[Recorded data]
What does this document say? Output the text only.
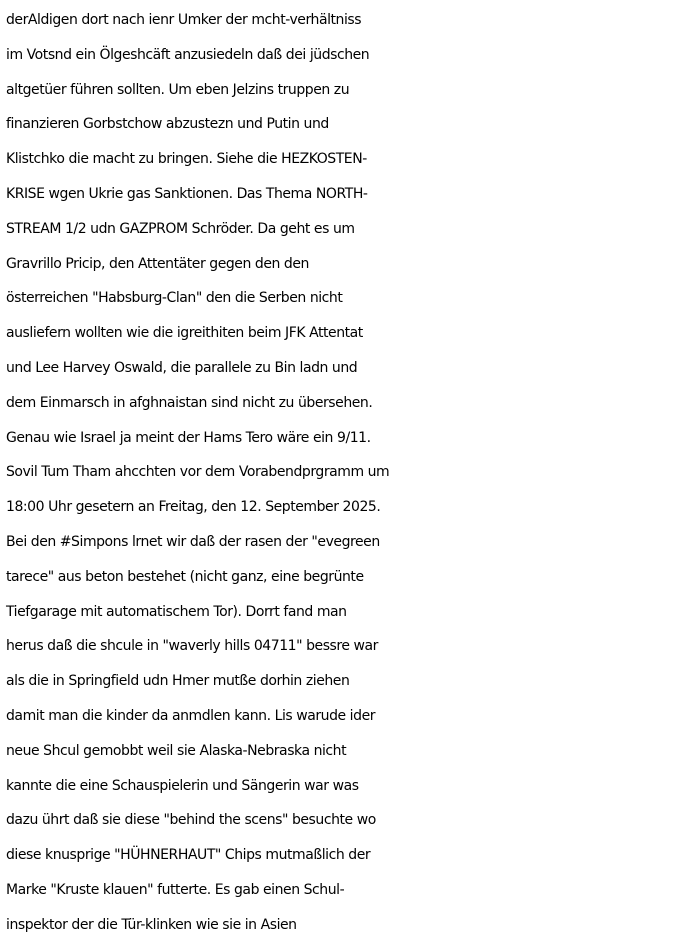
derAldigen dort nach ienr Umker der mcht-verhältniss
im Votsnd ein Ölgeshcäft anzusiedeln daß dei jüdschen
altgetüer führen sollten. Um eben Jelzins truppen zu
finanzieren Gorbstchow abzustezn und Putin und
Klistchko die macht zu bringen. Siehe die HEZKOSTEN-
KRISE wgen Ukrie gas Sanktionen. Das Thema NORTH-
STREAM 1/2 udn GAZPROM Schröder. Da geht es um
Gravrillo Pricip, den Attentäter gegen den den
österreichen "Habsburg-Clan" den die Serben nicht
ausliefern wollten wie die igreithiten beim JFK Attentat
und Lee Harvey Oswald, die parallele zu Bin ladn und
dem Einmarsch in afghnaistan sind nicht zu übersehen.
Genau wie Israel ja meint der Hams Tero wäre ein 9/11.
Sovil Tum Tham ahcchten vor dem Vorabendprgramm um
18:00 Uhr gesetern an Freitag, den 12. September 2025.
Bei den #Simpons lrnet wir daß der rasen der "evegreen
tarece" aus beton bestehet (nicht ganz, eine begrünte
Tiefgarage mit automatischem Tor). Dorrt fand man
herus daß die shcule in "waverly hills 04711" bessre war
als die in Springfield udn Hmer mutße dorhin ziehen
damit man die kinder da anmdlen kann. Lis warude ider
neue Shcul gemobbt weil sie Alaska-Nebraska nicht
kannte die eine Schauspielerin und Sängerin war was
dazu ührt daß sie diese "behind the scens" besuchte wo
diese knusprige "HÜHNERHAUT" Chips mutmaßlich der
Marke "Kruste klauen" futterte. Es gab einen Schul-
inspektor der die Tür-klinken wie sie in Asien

==

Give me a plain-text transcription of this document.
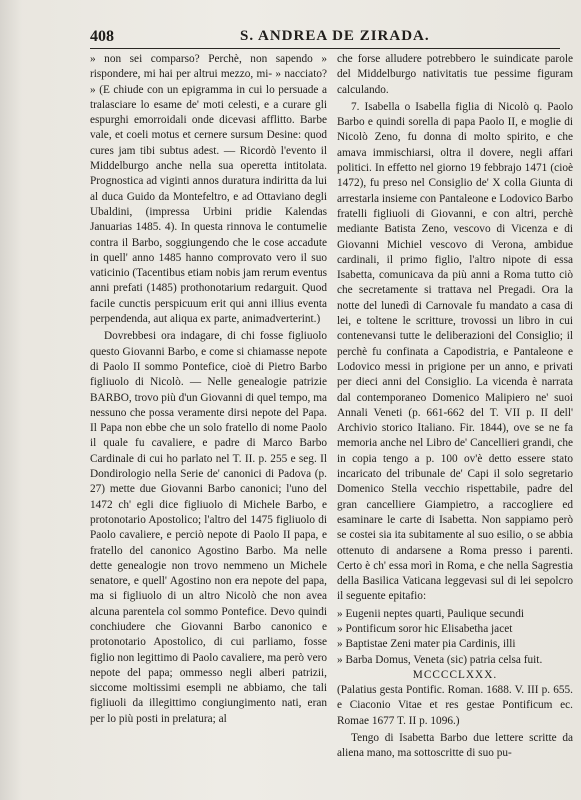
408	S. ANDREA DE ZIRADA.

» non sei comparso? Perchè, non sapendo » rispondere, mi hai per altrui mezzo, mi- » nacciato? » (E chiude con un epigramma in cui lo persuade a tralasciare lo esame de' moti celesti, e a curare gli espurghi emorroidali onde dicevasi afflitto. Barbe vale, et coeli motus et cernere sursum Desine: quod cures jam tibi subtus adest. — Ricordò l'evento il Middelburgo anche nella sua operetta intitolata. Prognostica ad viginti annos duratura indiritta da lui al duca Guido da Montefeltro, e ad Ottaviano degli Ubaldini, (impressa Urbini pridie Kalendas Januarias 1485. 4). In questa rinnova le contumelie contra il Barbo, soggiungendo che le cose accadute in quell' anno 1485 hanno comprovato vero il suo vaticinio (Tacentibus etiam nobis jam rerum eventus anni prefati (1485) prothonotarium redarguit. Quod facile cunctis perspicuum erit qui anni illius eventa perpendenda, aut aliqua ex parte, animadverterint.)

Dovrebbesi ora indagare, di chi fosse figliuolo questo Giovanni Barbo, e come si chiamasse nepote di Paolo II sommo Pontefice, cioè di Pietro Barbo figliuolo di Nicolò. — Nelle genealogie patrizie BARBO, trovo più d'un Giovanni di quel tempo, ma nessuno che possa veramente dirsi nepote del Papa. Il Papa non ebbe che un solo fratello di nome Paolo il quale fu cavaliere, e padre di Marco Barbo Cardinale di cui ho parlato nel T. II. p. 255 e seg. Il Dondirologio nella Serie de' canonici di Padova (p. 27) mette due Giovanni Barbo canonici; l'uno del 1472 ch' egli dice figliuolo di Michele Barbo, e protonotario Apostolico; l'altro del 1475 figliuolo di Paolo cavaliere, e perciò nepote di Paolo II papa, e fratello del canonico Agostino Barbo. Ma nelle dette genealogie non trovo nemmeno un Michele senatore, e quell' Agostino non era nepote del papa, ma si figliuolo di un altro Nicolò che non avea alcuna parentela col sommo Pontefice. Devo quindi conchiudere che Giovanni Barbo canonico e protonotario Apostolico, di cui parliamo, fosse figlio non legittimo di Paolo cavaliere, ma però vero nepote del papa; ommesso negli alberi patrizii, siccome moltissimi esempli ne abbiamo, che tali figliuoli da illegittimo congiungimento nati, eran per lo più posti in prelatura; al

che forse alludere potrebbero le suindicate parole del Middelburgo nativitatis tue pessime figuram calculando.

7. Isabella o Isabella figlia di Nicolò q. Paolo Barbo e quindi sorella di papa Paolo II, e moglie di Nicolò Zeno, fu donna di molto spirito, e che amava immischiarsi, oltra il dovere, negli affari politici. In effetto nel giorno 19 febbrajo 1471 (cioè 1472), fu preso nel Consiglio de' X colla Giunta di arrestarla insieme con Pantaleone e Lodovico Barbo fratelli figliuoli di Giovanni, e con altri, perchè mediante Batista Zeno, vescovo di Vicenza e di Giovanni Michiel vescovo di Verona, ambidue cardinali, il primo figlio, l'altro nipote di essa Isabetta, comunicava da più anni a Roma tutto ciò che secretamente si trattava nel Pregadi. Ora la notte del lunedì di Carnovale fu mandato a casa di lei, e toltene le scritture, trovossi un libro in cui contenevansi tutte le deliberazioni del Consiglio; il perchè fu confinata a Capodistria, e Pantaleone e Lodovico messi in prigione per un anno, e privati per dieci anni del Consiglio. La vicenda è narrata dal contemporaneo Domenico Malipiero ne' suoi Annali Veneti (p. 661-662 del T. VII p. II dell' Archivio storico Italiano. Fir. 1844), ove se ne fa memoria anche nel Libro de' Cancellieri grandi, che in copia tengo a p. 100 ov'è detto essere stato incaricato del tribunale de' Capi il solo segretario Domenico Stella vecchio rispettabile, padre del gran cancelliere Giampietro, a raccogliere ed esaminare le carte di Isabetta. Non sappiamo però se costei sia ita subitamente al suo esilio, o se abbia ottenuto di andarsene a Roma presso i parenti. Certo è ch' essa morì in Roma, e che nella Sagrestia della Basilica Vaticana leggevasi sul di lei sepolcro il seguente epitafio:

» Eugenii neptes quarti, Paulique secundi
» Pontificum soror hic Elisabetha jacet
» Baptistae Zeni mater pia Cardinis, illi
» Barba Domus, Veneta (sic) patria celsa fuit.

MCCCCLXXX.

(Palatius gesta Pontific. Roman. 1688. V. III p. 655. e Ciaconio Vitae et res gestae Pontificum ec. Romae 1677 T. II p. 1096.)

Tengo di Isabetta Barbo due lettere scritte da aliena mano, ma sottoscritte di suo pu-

■ Requirements:
Show every line from the listing above in which the string "this" appears.

■ Correct answer:
What does this document say? Output the text only.
Give me a plain-text transcription of this document.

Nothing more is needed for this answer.